**Short exercise**
Search the material below for the string "until" and list each line that holds it.

**Provided records**
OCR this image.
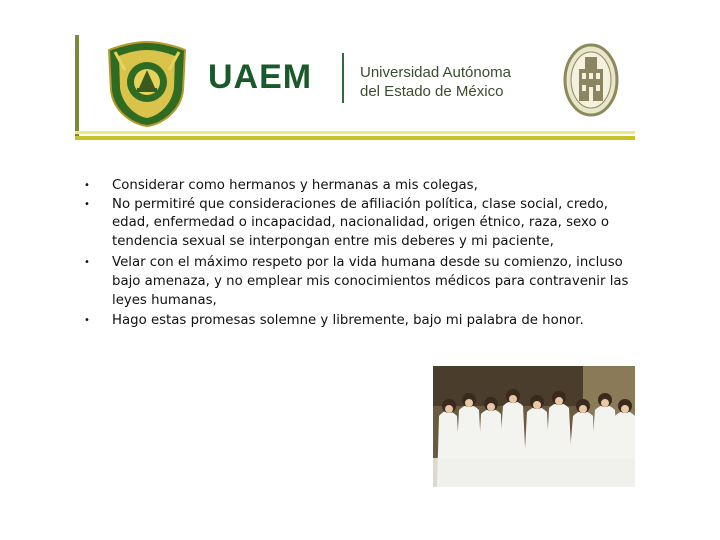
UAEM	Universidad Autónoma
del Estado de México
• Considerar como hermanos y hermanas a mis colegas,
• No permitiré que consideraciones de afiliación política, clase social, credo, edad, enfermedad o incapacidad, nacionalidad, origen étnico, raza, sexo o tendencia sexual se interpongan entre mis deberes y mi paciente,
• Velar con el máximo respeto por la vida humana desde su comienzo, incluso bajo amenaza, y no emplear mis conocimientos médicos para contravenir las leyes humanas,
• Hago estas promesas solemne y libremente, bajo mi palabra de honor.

==

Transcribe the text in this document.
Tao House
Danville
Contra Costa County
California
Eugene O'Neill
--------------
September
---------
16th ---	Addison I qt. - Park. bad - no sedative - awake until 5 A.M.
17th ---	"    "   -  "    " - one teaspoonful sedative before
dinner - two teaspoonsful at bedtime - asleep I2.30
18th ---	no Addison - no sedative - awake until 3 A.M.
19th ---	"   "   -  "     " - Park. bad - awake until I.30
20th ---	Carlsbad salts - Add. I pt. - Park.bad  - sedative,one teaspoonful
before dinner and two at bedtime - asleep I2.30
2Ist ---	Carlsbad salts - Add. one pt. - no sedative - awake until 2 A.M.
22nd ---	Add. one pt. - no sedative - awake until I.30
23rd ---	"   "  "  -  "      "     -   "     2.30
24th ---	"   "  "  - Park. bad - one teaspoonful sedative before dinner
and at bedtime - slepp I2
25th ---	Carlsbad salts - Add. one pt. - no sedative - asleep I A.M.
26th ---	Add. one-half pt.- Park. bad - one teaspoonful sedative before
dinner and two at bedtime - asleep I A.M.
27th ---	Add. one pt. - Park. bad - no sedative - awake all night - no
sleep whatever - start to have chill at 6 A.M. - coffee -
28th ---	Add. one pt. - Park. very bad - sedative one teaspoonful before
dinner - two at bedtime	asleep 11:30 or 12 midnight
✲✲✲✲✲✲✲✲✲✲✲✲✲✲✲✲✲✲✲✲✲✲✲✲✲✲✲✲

**Final result**
16th ---	Addison I qt. - Park. bad - no sedative - awake until 5 A.M.
18th ---	no Addison - no sedative - awake until 3 A.M.
19th ---	"   "   -  "     " - Park. bad - awake until I.30
2Ist ---	Carlsbad salts - Add. one pt. - no sedative - awake until 2 A.M.
22nd ---	Add. one pt. - no sedative - awake until I.30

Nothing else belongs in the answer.